[TASK REQUIREMENTS] Identify and pull out each line of the entries in which "marker" occurs.

----

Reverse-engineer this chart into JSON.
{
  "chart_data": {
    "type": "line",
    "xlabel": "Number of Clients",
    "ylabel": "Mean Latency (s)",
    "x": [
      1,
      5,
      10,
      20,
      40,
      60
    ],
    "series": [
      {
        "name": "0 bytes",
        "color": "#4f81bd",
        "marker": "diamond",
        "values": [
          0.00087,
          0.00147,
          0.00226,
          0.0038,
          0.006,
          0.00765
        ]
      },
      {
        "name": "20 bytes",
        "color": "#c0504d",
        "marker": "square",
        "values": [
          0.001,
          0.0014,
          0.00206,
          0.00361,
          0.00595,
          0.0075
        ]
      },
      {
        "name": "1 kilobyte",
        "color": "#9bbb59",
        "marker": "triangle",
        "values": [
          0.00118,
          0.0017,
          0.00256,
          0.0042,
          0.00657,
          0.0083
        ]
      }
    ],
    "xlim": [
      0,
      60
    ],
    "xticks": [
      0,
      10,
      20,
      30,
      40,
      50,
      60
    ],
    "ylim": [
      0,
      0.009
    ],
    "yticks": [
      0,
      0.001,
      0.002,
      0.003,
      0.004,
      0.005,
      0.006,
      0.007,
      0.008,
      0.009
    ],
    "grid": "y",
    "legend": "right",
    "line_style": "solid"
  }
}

----

[TASK SOLUTION]
        "marker": "diamond",
        "marker": "square",
        "marker": "triangle",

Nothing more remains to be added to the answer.